** Start **

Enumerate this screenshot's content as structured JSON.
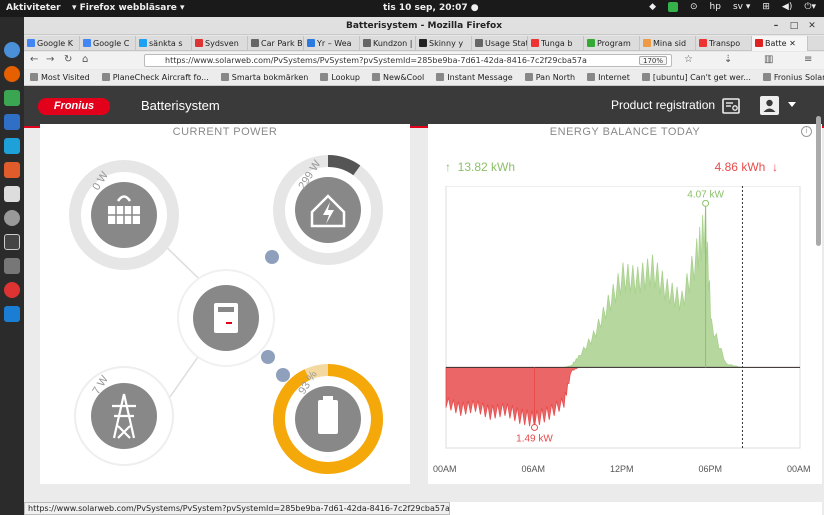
{
  "topbar": {
    "activities": "Aktiviteter",
    "app": "▾ Firefox webbläsare ▾",
    "clock": "tis 10 sep, 20:07 ●",
    "lang": "sv ▾"
  },
  "browser": {
    "window_title": "Batterisystem - Mozilla Firefox",
    "tabs": [
      "Google K",
      "Google C",
      "sänkta s",
      "Sydsven",
      "Car Park Bo",
      "Yr – Wea",
      "Kundzon |",
      "Skinny y",
      "Usage Stat",
      "Tunga b",
      "Program",
      "Mina sid",
      "Transpo",
      "Batte ✕"
    ],
    "url": "https://www.solarweb.com/PvSystems/PvSystem?pvSystemId=285be9ba-7d61-42da-8416-7c2f29cba57a",
    "zoom": "170%",
    "bookmarks": [
      "Most Visited",
      "PlaneCheck Aircraft fo...",
      "Smarta bokmärken",
      "Lookup",
      "New&Cool",
      "Instant Message",
      "Pan North",
      "Internet",
      "[ubuntu] Can't get wer...",
      "Fronius Solar.web"
    ],
    "status_url": "https://www.solarweb.com/PvSystems/PvSystem?pvSystemId=285be9ba-7d61-42da-8416-7c2f29cba57a"
  },
  "header": {
    "logo": "Fronius",
    "title": "Batterisystem",
    "product_registration": "Product registration"
  },
  "current_power": {
    "title": "CURRENT POWER",
    "pv_label": "0 W",
    "load_label": "299 W",
    "grid_label": "7 W",
    "battery_label": "93 %",
    "load_fraction": 0.25,
    "battery_soc": 0.93
  },
  "energy_balance": {
    "title": "ENERGY BALANCE TODAY",
    "produced": "13.82 kWh",
    "consumed": "4.86 kWh",
    "peak_label": "4.07 kW",
    "min_label": "1.49 kW",
    "x_labels": [
      "00AM",
      "06AM",
      "12PM",
      "06PM",
      "00AM"
    ]
  },
  "chart_data": {
    "type": "area",
    "title": "ENERGY BALANCE TODAY",
    "xlabel": "",
    "ylabel": "",
    "x_ticks": [
      "00AM",
      "06AM",
      "12PM",
      "06PM",
      "00AM"
    ],
    "x": [
      0,
      1,
      2,
      3,
      4,
      5,
      6,
      7,
      8,
      8.5,
      9,
      10,
      11,
      12,
      13,
      14,
      15,
      16,
      17,
      17.6,
      18,
      19,
      20,
      21,
      22,
      23,
      24
    ],
    "series": [
      {
        "name": "",
        "color": "#a9d18e",
        "values": [
          0,
          0,
          0,
          0,
          0,
          0,
          0,
          0,
          0,
          0.05,
          0.3,
          0.9,
          1.8,
          2.6,
          2.5,
          2.8,
          2.2,
          1.9,
          3.2,
          4.07,
          1.2,
          0.1,
          0,
          0,
          0,
          0,
          0
        ]
      },
      {
        "name": "",
        "color": "#e84c4c",
        "values": [
          -1.0,
          -1.2,
          -1.1,
          -1.3,
          -1.2,
          -1.4,
          -1.49,
          -1.3,
          -1.0,
          -0.1,
          0,
          0,
          0,
          0,
          0,
          0,
          0,
          0,
          0,
          0,
          0,
          0,
          0,
          0,
          0,
          0,
          0
        ]
      }
    ],
    "ylim": [
      -2.0,
      4.5
    ],
    "annotations": [
      {
        "label": "4.07 kW",
        "x": 17.6,
        "y": 4.07
      },
      {
        "label": "1.49 kW",
        "x": 6.0,
        "y": -1.49
      }
    ]
  }
}
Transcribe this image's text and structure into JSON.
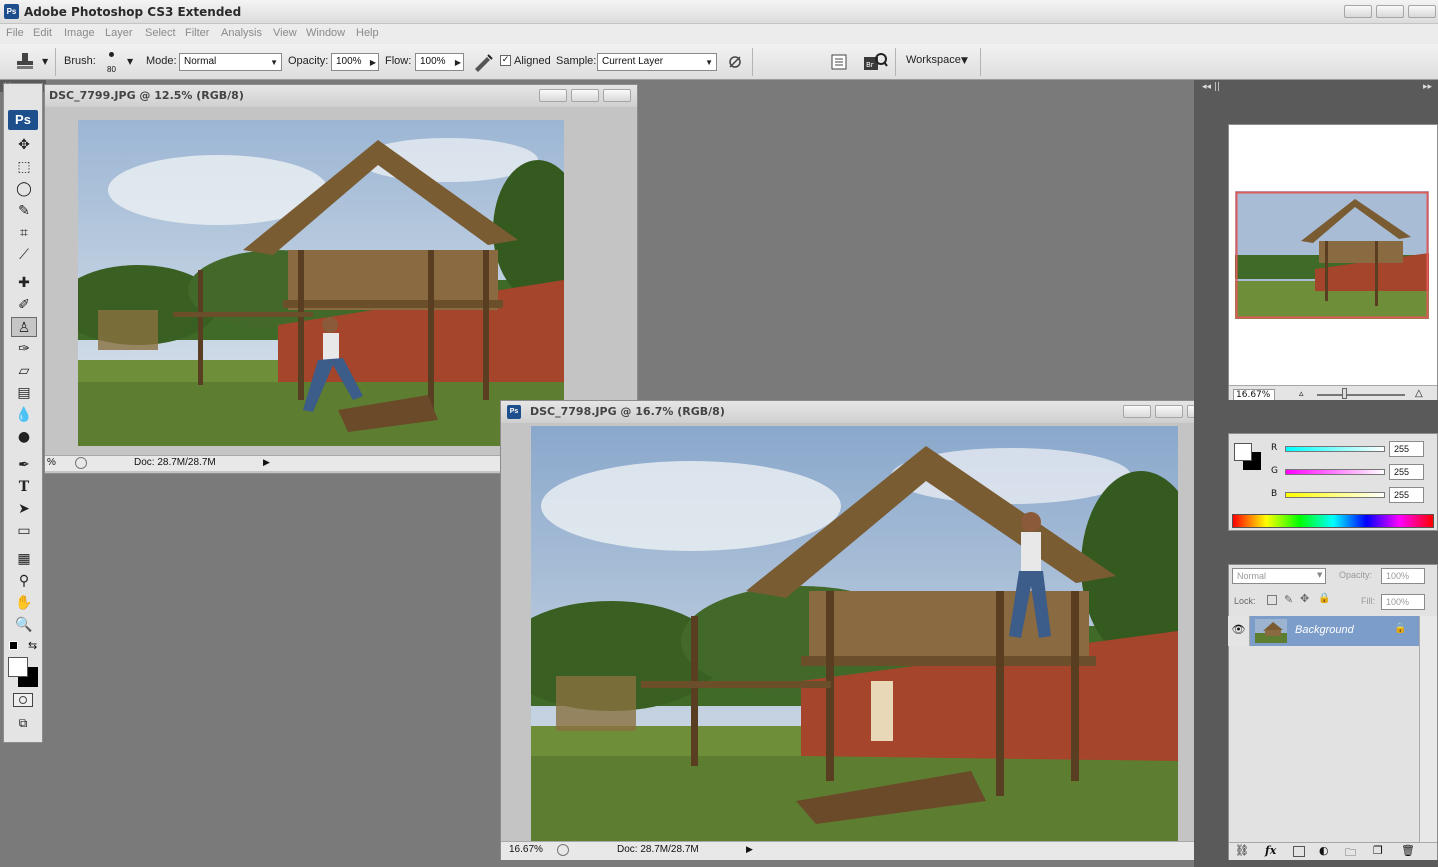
{
  "app": {
    "logo": "Ps",
    "title": "Adobe Photoshop CS3 Extended"
  },
  "menu": [
    "File",
    "Edit",
    "Image",
    "Layer",
    "Select",
    "Filter",
    "Analysis",
    "View",
    "Window",
    "Help"
  ],
  "options": {
    "brush_label": "Brush:",
    "brush_size": "80",
    "mode_label": "Mode:",
    "mode_value": "Normal",
    "opacity_label": "Opacity:",
    "opacity_value": "100%",
    "flow_label": "Flow:",
    "flow_value": "100%",
    "aligned_label": "Aligned",
    "aligned_checked": true,
    "sample_label": "Sample:",
    "sample_value": "Current Layer",
    "workspace_label": "Workspace"
  },
  "toolbox": {
    "logo": "Ps"
  },
  "doc1": {
    "title": "DSC_7799.JPG @ 12.5% (RGB/8)",
    "zoom": "%",
    "docsize": "Doc: 28.7M/28.7M"
  },
  "doc2": {
    "title": "DSC_7798.JPG @ 16.7% (RGB/8)",
    "zoom": "16.67%",
    "docsize": "Doc: 28.7M/28.7M"
  },
  "navigator": {
    "zoom": "16.67%"
  },
  "color": {
    "r_label": "R",
    "g_label": "G",
    "b_label": "B",
    "r": "255",
    "g": "255",
    "b": "255"
  },
  "layers": {
    "blend_mode": "Normal",
    "opacity_label": "Opacity:",
    "opacity": "100%",
    "lock_label": "Lock:",
    "fill_label": "Fill:",
    "fill": "100%",
    "layer_name": "Background"
  },
  "colors": {
    "accent": "#1d4f8c",
    "selected_layer": "#7c9dc9",
    "nav_frame": "#e05a5a"
  }
}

** End **

Goal: Leave the pictures out and reproduce each record exactly as written.

In response:
Enumerate this screenshot's content as structured JSON.
{
  "topbar": {
    "activities": "Aktiviteter",
    "app": "▾ Firefox webbläsare ▾",
    "clock": "tis 10 sep, 20:07 ●",
    "lang": "sv ▾"
  },
  "browser": {
    "window_title": "Batterisystem - Mozilla Firefox",
    "tabs": [
      "Google K",
      "Google C",
      "sänkta s",
      "Sydsven",
      "Car Park Bo",
      "Yr – Wea",
      "Kundzon |",
      "Skinny y",
      "Usage Stat",
      "Tunga b",
      "Program",
      "Mina sid",
      "Transpo",
      "Batte ✕"
    ],
    "url": "https://www.solarweb.com/PvSystems/PvSystem?pvSystemId=285be9ba-7d61-42da-8416-7c2f29cba57a",
    "zoom": "170%",
    "bookmarks": [
      "Most Visited",
      "PlaneCheck Aircraft fo...",
      "Smarta bokmärken",
      "Lookup",
      "New&Cool",
      "Instant Message",
      "Pan North",
      "Internet",
      "[ubuntu] Can't get wer...",
      "Fronius Solar.web"
    ],
    "status_url": "https://www.solarweb.com/PvSystems/PvSystem?pvSystemId=285be9ba-7d61-42da-8416-7c2f29cba57a"
  },
  "header": {
    "logo": "Fronius",
    "title": "Batterisystem",
    "product_registration": "Product registration"
  },
  "current_power": {
    "title": "CURRENT POWER",
    "pv_label": "0 W",
    "load_label": "299 W",
    "grid_label": "7 W",
    "battery_label": "93 %",
    "load_fraction": 0.25,
    "battery_soc": 0.93
  },
  "energy_balance": {
    "title": "ENERGY BALANCE TODAY",
    "produced": "13.82 kWh",
    "consumed": "4.86 kWh",
    "peak_label": "4.07 kW",
    "min_label": "1.49 kW",
    "x_labels": [
      "00AM",
      "06AM",
      "12PM",
      "06PM",
      "00AM"
    ]
  },
  "chart_data": {
    "type": "area",
    "title": "ENERGY BALANCE TODAY",
    "xlabel": "",
    "ylabel": "",
    "x_ticks": [
      "00AM",
      "06AM",
      "12PM",
      "06PM",
      "00AM"
    ],
    "x": [
      0,
      1,
      2,
      3,
      4,
      5,
      6,
      7,
      8,
      8.5,
      9,
      10,
      11,
      12,
      13,
      14,
      15,
      16,
      17,
      17.6,
      18,
      19,
      20,
      21,
      22,
      23,
      24
    ],
    "series": [
      {
        "name": "",
        "color": "#a9d18e",
        "values": [
          0,
          0,
          0,
          0,
          0,
          0,
          0,
          0,
          0,
          0.05,
          0.3,
          0.9,
          1.8,
          2.6,
          2.5,
          2.8,
          2.2,
          1.9,
          3.2,
          4.07,
          1.2,
          0.1,
          0,
          0,
          0,
          0,
          0
        ]
      },
      {
        "name": "",
        "color": "#e84c4c",
        "values": [
          -1.0,
          -1.2,
          -1.1,
          -1.3,
          -1.2,
          -1.4,
          -1.49,
          -1.3,
          -1.0,
          -0.1,
          0,
          0,
          0,
          0,
          0,
          0,
          0,
          0,
          0,
          0,
          0,
          0,
          0,
          0,
          0,
          0,
          0
        ]
      }
    ],
    "ylim": [
      -2.0,
      4.5
    ],
    "annotations": [
      {
        "label": "4.07 kW",
        "x": 17.6,
        "y": 4.07
      },
      {
        "label": "1.49 kW",
        "x": 6.0,
        "y": -1.49
      }
    ]
  }
}
Transcribe this image's text and structure into JSON.
{
  "app": {
    "logo": "Ps",
    "title": "Adobe Photoshop CS3 Extended"
  },
  "menu": [
    "File",
    "Edit",
    "Image",
    "Layer",
    "Select",
    "Filter",
    "Analysis",
    "View",
    "Window",
    "Help"
  ],
  "options": {
    "brush_label": "Brush:",
    "brush_size": "80",
    "mode_label": "Mode:",
    "mode_value": "Normal",
    "opacity_label": "Opacity:",
    "opacity_value": "100%",
    "flow_label": "Flow:",
    "flow_value": "100%",
    "aligned_label": "Aligned",
    "aligned_checked": true,
    "sample_label": "Sample:",
    "sample_value": "Current Layer",
    "workspace_label": "Workspace"
  },
  "toolbox": {
    "logo": "Ps"
  },
  "doc1": {
    "title": "DSC_7799.JPG @ 12.5% (RGB/8)",
    "zoom": "%",
    "docsize": "Doc: 28.7M/28.7M"
  },
  "doc2": {
    "title": "DSC_7798.JPG @ 16.7% (RGB/8)",
    "zoom": "16.67%",
    "docsize": "Doc: 28.7M/28.7M"
  },
  "navigator": {
    "zoom": "16.67%"
  },
  "color": {
    "r_label": "R",
    "g_label": "G",
    "b_label": "B",
    "r": "255",
    "g": "255",
    "b": "255"
  },
  "layers": {
    "blend_mode": "Normal",
    "opacity_label": "Opacity:",
    "opacity": "100%",
    "lock_label": "Lock:",
    "fill_label": "Fill:",
    "fill": "100%",
    "layer_name": "Background"
  },
  "colors": {
    "accent": "#1d4f8c",
    "selected_layer": "#7c9dc9",
    "nav_frame": "#e05a5a"
  }
}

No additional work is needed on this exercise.